===== Data section =====

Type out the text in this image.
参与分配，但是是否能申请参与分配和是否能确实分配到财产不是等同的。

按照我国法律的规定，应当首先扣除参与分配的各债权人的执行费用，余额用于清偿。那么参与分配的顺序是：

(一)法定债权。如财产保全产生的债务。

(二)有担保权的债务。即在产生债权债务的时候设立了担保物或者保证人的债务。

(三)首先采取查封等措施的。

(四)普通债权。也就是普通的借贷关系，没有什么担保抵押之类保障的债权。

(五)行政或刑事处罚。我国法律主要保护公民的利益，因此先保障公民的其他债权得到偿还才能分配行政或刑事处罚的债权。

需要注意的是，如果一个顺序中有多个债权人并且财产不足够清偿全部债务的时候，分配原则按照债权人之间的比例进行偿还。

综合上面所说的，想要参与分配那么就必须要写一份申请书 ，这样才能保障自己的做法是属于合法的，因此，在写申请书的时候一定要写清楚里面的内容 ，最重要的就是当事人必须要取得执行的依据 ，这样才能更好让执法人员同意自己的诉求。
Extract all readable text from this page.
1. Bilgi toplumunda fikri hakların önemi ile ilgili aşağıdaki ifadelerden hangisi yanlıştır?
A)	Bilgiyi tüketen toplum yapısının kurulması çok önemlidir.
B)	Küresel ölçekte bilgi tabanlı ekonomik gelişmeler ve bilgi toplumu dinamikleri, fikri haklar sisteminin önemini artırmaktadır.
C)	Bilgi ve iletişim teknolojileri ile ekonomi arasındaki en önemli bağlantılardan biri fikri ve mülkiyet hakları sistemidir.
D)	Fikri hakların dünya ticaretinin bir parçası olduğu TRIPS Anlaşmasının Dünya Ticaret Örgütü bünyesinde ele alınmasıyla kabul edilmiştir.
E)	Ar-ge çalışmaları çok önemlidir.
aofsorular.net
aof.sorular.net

=====

:: Exercise instructions ::
Reproduce every line of the data verbatim.

:: Exercise output ::
Type out the text in this image.
参与分配，但是是否能申请参与分配和是否能确实分配到财产不是等同的。

按照我国法律的规定，应当首先扣除参与分配的各债权人的执行费用，余额用于清偿。那么参与分配的顺序是：

(一)法定债权。如财产保全产生的债务。

(二)有担保权的债务。即在产生债权债务的时候设立了担保物或者保证人的债务。

(三)首先采取查封等措施的。

(四)普通债权。也就是普通的借贷关系，没有什么担保抵押之类保障的债权。

(五)行政或刑事处罚。我国法律主要保护公民的利益，因此先保障公民的其他债权得到偿还才能分配行政或刑事处罚的债权。

需要注意的是，如果一个顺序中有多个债权人并且财产不足够清偿全部债务的时候，分配原则按照债权人之间的比例进行偿还。

综合上面所说的，想要参与分配那么就必须要写一份申请书 ，这样才能保障自己的做法是属于合法的，因此，在写申请书的时候一定要写清楚里面的内容 ，最重要的就是当事人必须要取得执行的依据 ，这样才能更好让执法人员同意自己的诉求。
Extract all readable text from this page.
1. Bilgi toplumunda fikri hakların önemi ile ilgili aşağıdaki ifadelerden hangisi yanlıştır?
A)	Bilgiyi tüketen toplum yapısının kurulması çok önemlidir.
B)	Küresel ölçekte bilgi tabanlı ekonomik gelişmeler ve bilgi toplumu dinamikleri, fikri haklar sisteminin önemini artırmaktadır.
C)	Bilgi ve iletişim teknolojileri ile ekonomi arasındaki en önemli bağlantılardan biri fikri ve mülkiyet hakları sistemidir.
D)	Fikri hakların dünya ticaretinin bir parçası olduğu TRIPS Anlaşmasının Dünya Ticaret Örgütü bünyesinde ele alınmasıyla kabul edilmiştir.
E)	Ar-ge çalışmaları çok önemlidir.
aofsorular.net
aof.sorular.net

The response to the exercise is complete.